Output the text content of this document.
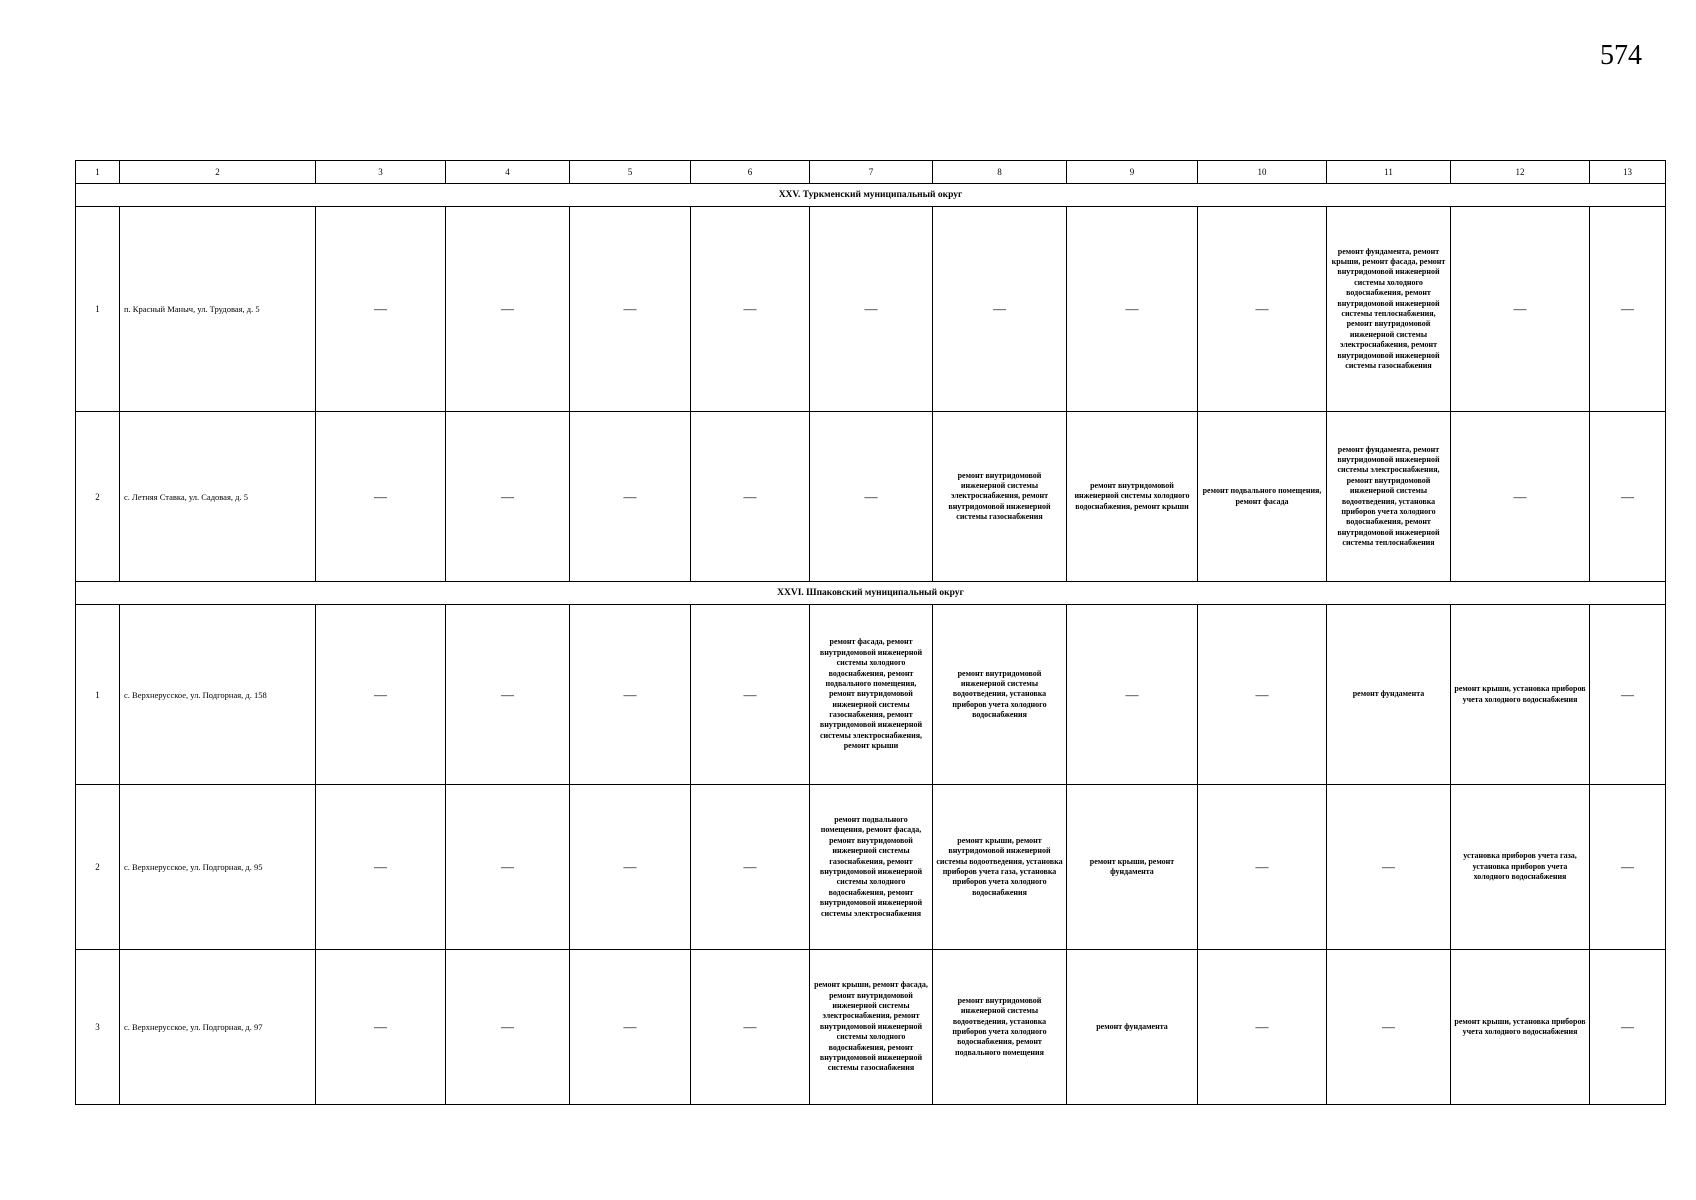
574
1	2	3	4	5	6	7	8	9	10	11	12	13
XXV. Туркменский муниципальный округ												
1	п. Красный Маныч, ул. Трудовая, д. 5	—	—	—	—	—	—	—	—	ремонт фундамента, ремонт крыши, ремонт фасада, ремонт внутридомовой инженерной системы холодного водоснабжения, ремонт внутридомовой инженерной системы теплоснабжения, ремонт внутридомовой инженерной системы электроснабжения, ремонт внутридомовой инженерной системы газоснабжения	—	—
2	с. Летняя Ставка, ул. Садовая, д. 5	—	—	—	—	—	ремонт внутридомовой инженерной системы электроснабжения, ремонт внутридомовой инженерной системы газоснабжения	ремонт внутридомовой инженерной системы холодного водоснабжения, ремонт крыши	ремонт подвального помещения, ремонт фасада	ремонт фундамента, ремонт внутридомовой инженерной системы электроснабжения, ремонт внутридомовой инженерной системы водоотведения, установка приборов учета холодного водоснабжения, ремонт внутридомовой инженерной системы теплоснабжения	—	—
XXVI. Шпаковский муниципальный округ												
1	с. Верхнерусское, ул. Подгорная, д. 158	—	—	—	—	ремонт фасада, ремонт внутридомовой инженерной системы холодного водоснабжения, ремонт подвального помещения, ремонт внутридомовой инженерной системы газоснабжения, ремонт внутридомовой инженерной системы электроснабжения, ремонт крыши	ремонт внутридомовой инженерной системы водоотведения, установка приборов учета холодного водоснабжения	—	—	ремонт фундамента	ремонт крыши, установка приборов учета холодного водоснабжения	—
2	с. Верхнерусское, ул. Подгорная, д. 95	—	—	—	—	ремонт подвального помещения, ремонт фасада, ремонт внутридомовой инженерной системы газоснабжения, ремонт внутридомовой инженерной системы холодного водоснабжения, ремонт внутридомовой инженерной системы электроснабжения	ремонт крыши, ремонт внутридомовой инженерной системы водоотведения, установка приборов учета газа, установка приборов учета холодного водоснабжения	ремонт крыши, ремонт фундамента	—	—	установка приборов учета газа, установка приборов учета холодного водоснабжения	—
3	с. Верхнерусское, ул. Подгорная, д. 97	—	—	—	—	ремонт крыши, ремонт фасада, ремонт внутридомовой инженерной системы электроснабжения, ремонт внутридомовой инженерной системы холодного водоснабжения, ремонт внутридомовой инженерной системы газоснабжения	ремонт внутридомовой инженерной системы водоотведения, установка приборов учета холодного водоснабжения, ремонт подвального помещения	ремонт фундамента	—	—	ремонт крыши, установка приборов учета холодного водоснабжения	—
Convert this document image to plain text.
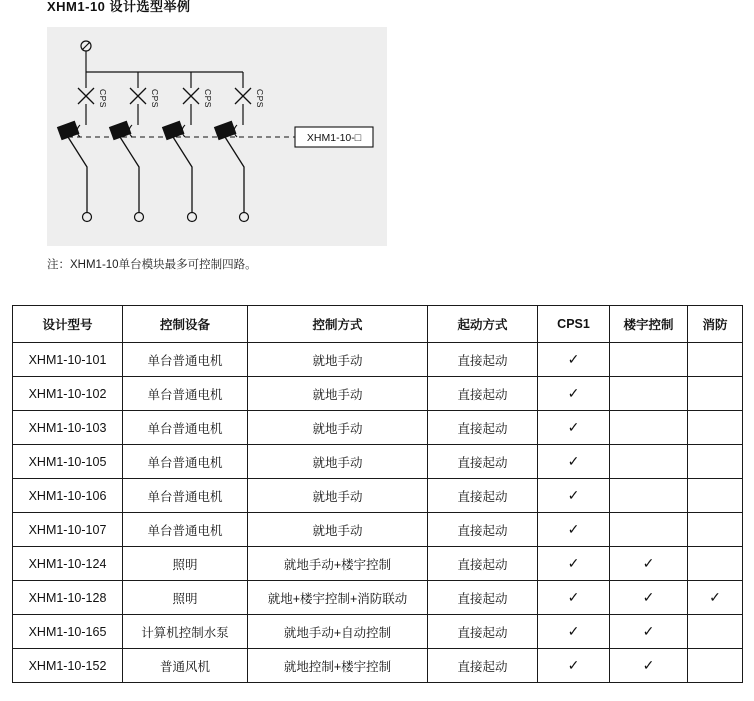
XHM1-10 设计选型举例
XHM1-10-□
CPS	CPS	CPS	CPS
注：XHM1-10单台模块最多可控制四路。
设计型号	控制设备	控制方式	起动方式	CPS1	楼宇控制	消防
XHM1-10-101	单台普通电机	就地手动	直接起动	✓		
XHM1-10-102	单台普通电机	就地手动	直接起动	✓		
XHM1-10-103	单台普通电机	就地手动	直接起动	✓		
XHM1-10-105	单台普通电机	就地手动	直接起动	✓		
XHM1-10-106	单台普通电机	就地手动	直接起动	✓		
XHM1-10-107	单台普通电机	就地手动	直接起动	✓		
XHM1-10-124	照明	就地手动+楼宇控制	直接起动	✓	✓	
XHM1-10-128	照明	就地+楼宇控制+消防联动	直接起动	✓	✓	✓
XHM1-10-165	计算机控制水泵	就地手动+自动控制	直接起动	✓	✓	
XHM1-10-152	普通风机	就地控制+楼宇控制	直接起动	✓	✓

- Short problem
Extract all the data above exactly, excluding every picture.

- Problem solution
Output the text content of this document.
574
1	2	3	4	5	6	7	8	9	10	11	12	13
XXV. Туркменский муниципальный округ												
1	п. Красный Маныч, ул. Трудовая, д. 5	—	—	—	—	—	—	—	—	ремонт фундамента, ремонт крыши, ремонт фасада, ремонт внутридомовой инженерной системы холодного водоснабжения, ремонт внутридомовой инженерной системы теплоснабжения, ремонт внутридомовой инженерной системы электроснабжения, ремонт внутридомовой инженерной системы газоснабжения	—	—
2	с. Летняя Ставка, ул. Садовая, д. 5	—	—	—	—	—	ремонт внутридомовой инженерной системы электроснабжения, ремонт внутридомовой инженерной системы газоснабжения	ремонт внутридомовой инженерной системы холодного водоснабжения, ремонт крыши	ремонт подвального помещения, ремонт фасада	ремонт фундамента, ремонт внутридомовой инженерной системы электроснабжения, ремонт внутридомовой инженерной системы водоотведения, установка приборов учета холодного водоснабжения, ремонт внутридомовой инженерной системы теплоснабжения	—	—
XXVI. Шпаковский муниципальный округ												
1	с. Верхнерусское, ул. Подгорная, д. 158	—	—	—	—	ремонт фасада, ремонт внутридомовой инженерной системы холодного водоснабжения, ремонт подвального помещения, ремонт внутридомовой инженерной системы газоснабжения, ремонт внутридомовой инженерной системы электроснабжения, ремонт крыши	ремонт внутридомовой инженерной системы водоотведения, установка приборов учета холодного водоснабжения	—	—	ремонт фундамента	ремонт крыши, установка приборов учета холодного водоснабжения	—
2	с. Верхнерусское, ул. Подгорная, д. 95	—	—	—	—	ремонт подвального помещения, ремонт фасада, ремонт внутридомовой инженерной системы газоснабжения, ремонт внутридомовой инженерной системы холодного водоснабжения, ремонт внутридомовой инженерной системы электроснабжения	ремонт крыши, ремонт внутридомовой инженерной системы водоотведения, установка приборов учета газа, установка приборов учета холодного водоснабжения	ремонт крыши, ремонт фундамента	—	—	установка приборов учета газа, установка приборов учета холодного водоснабжения	—
3	с. Верхнерусское, ул. Подгорная, д. 97	—	—	—	—	ремонт крыши, ремонт фасада, ремонт внутридомовой инженерной системы электроснабжения, ремонт внутридомовой инженерной системы холодного водоснабжения, ремонт внутридомовой инженерной системы газоснабжения	ремонт внутридомовой инженерной системы водоотведения, установка приборов учета холодного водоснабжения, ремонт подвального помещения	ремонт фундамента	—	—	ремонт крыши, установка приборов учета холодного водоснабжения	—
Convert this document image to plain text.
XHM1-10 设计选型举例
XHM1-10-□
CPS	CPS	CPS	CPS
注：XHM1-10单台模块最多可控制四路。
设计型号	控制设备	控制方式	起动方式	CPS1	楼宇控制	消防
XHM1-10-101	单台普通电机	就地手动	直接起动	✓		
XHM1-10-102	单台普通电机	就地手动	直接起动	✓		
XHM1-10-103	单台普通电机	就地手动	直接起动	✓		
XHM1-10-105	单台普通电机	就地手动	直接起动	✓		
XHM1-10-106	单台普通电机	就地手动	直接起动	✓		
XHM1-10-107	单台普通电机	就地手动	直接起动	✓		
XHM1-10-124	照明	就地手动+楼宇控制	直接起动	✓	✓	
XHM1-10-128	照明	就地+楼宇控制+消防联动	直接起动	✓	✓	✓
XHM1-10-165	计算机控制水泵	就地手动+自动控制	直接起动	✓	✓	
XHM1-10-152	普通风机	就地控制+楼宇控制	直接起动	✓	✓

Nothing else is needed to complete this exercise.